Make an exact copy of all the material below, apart from the pictures.
** begin DATA IN THIS EXERCISE **
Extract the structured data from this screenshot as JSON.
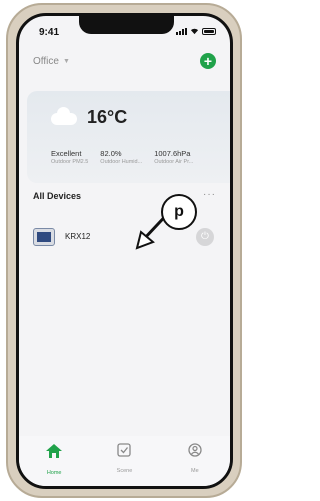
{
  "status_bar": {
    "time": "9:41"
  },
  "header": {
    "home_name": "Office",
    "chevron_icon": "chevron-down-icon",
    "add_icon": "plus-icon"
  },
  "weather": {
    "temperature": "16°C",
    "metrics": [
      {
        "value": "Excellent",
        "label": "Outdoor PM2.5"
      },
      {
        "value": "82.0%",
        "label": "Outdoor Humid..."
      },
      {
        "value": "1007.6hPa",
        "label": "Outdoor Air Pr..."
      }
    ]
  },
  "devices_section": {
    "title": "All Devices",
    "more": "···"
  },
  "devices": [
    {
      "name": "KRX12"
    }
  ],
  "annotation": {
    "letter": "p"
  },
  "tabs": [
    {
      "label": "Home",
      "active": true
    },
    {
      "label": "Scene",
      "active": false
    },
    {
      "label": "Me",
      "active": false
    }
  ],
  "colors": {
    "accent": "#20a24a"
  }
}
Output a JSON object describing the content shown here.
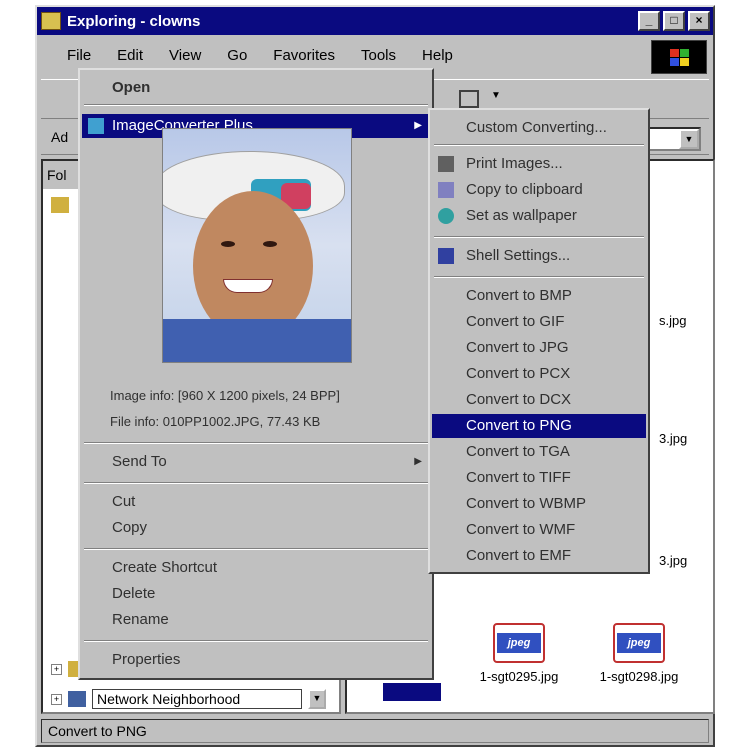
{
  "window": {
    "title": "Exploring - clowns"
  },
  "titlebar_buttons": {
    "minimize": "_",
    "maximize": "□",
    "close": "×"
  },
  "menubar": [
    "File",
    "Edit",
    "View",
    "Go",
    "Favorites",
    "Tools",
    "Help"
  ],
  "address_label": "Ad",
  "left_pane": {
    "header": "Fol",
    "tree_bottom": "Network Neighborhood"
  },
  "files": [
    {
      "name": "1-sgt0295.jpg"
    },
    {
      "name": "1-sgt0298.jpg"
    }
  ],
  "right_stubs": [
    "s.jpg",
    "3.jpg",
    "3.jpg"
  ],
  "statusbar": "Convert to PNG",
  "context_menu": {
    "open": "Open",
    "plugin": "ImageConverter Plus",
    "image_info": "Image info: [960 X 1200 pixels, 24 BPP]",
    "file_info": "File info: 010PP1002.JPG, 77.43 KB",
    "send_to": "Send To",
    "cut": "Cut",
    "copy": "Copy",
    "create_shortcut": "Create Shortcut",
    "delete": "Delete",
    "rename": "Rename",
    "properties": "Properties"
  },
  "submenu": {
    "custom": "Custom Converting...",
    "print": "Print Images...",
    "clipboard": "Copy to clipboard",
    "wallpaper": "Set as wallpaper",
    "shell": "Shell Settings...",
    "convert": [
      "Convert to BMP",
      "Convert to GIF",
      "Convert to JPG",
      "Convert to PCX",
      "Convert to DCX",
      "Convert to PNG",
      "Convert to TGA",
      "Convert to TIFF",
      "Convert to WBMP",
      "Convert to WMF",
      "Convert to EMF"
    ],
    "selected": "Convert to PNG"
  },
  "colors": {
    "selection": "#0a0a80",
    "face": "#c0c0c0"
  }
}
** end DATA IN THIS EXERCISE **
## COMPLETE ANSWER
Extract the structured data from this screenshot as JSON.
{
  "status_bar": {
    "time": "9:41"
  },
  "header": {
    "home_name": "Office",
    "chevron_icon": "chevron-down-icon",
    "add_icon": "plus-icon"
  },
  "weather": {
    "temperature": "16°C",
    "metrics": [
      {
        "value": "Excellent",
        "label": "Outdoor PM2.5"
      },
      {
        "value": "82.0%",
        "label": "Outdoor Humid..."
      },
      {
        "value": "1007.6hPa",
        "label": "Outdoor Air Pr..."
      }
    ]
  },
  "devices_section": {
    "title": "All Devices",
    "more": "···"
  },
  "devices": [
    {
      "name": "KRX12"
    }
  ],
  "annotation": {
    "letter": "p"
  },
  "tabs": [
    {
      "label": "Home",
      "active": true
    },
    {
      "label": "Scene",
      "active": false
    },
    {
      "label": "Me",
      "active": false
    }
  ],
  "colors": {
    "accent": "#20a24a"
  }
}
Output a JSON object describing the content shown here.
{
  "window": {
    "title": "Exploring - clowns"
  },
  "titlebar_buttons": {
    "minimize": "_",
    "maximize": "□",
    "close": "×"
  },
  "menubar": [
    "File",
    "Edit",
    "View",
    "Go",
    "Favorites",
    "Tools",
    "Help"
  ],
  "address_label": "Ad",
  "left_pane": {
    "header": "Fol",
    "tree_bottom": "Network Neighborhood"
  },
  "files": [
    {
      "name": "1-sgt0295.jpg"
    },
    {
      "name": "1-sgt0298.jpg"
    }
  ],
  "right_stubs": [
    "s.jpg",
    "3.jpg",
    "3.jpg"
  ],
  "statusbar": "Convert to PNG",
  "context_menu": {
    "open": "Open",
    "plugin": "ImageConverter Plus",
    "image_info": "Image info: [960 X 1200 pixels, 24 BPP]",
    "file_info": "File info: 010PP1002.JPG, 77.43 KB",
    "send_to": "Send To",
    "cut": "Cut",
    "copy": "Copy",
    "create_shortcut": "Create Shortcut",
    "delete": "Delete",
    "rename": "Rename",
    "properties": "Properties"
  },
  "submenu": {
    "custom": "Custom Converting...",
    "print": "Print Images...",
    "clipboard": "Copy to clipboard",
    "wallpaper": "Set as wallpaper",
    "shell": "Shell Settings...",
    "convert": [
      "Convert to BMP",
      "Convert to GIF",
      "Convert to JPG",
      "Convert to PCX",
      "Convert to DCX",
      "Convert to PNG",
      "Convert to TGA",
      "Convert to TIFF",
      "Convert to WBMP",
      "Convert to WMF",
      "Convert to EMF"
    ],
    "selected": "Convert to PNG"
  },
  "colors": {
    "selection": "#0a0a80",
    "face": "#c0c0c0"
  }
}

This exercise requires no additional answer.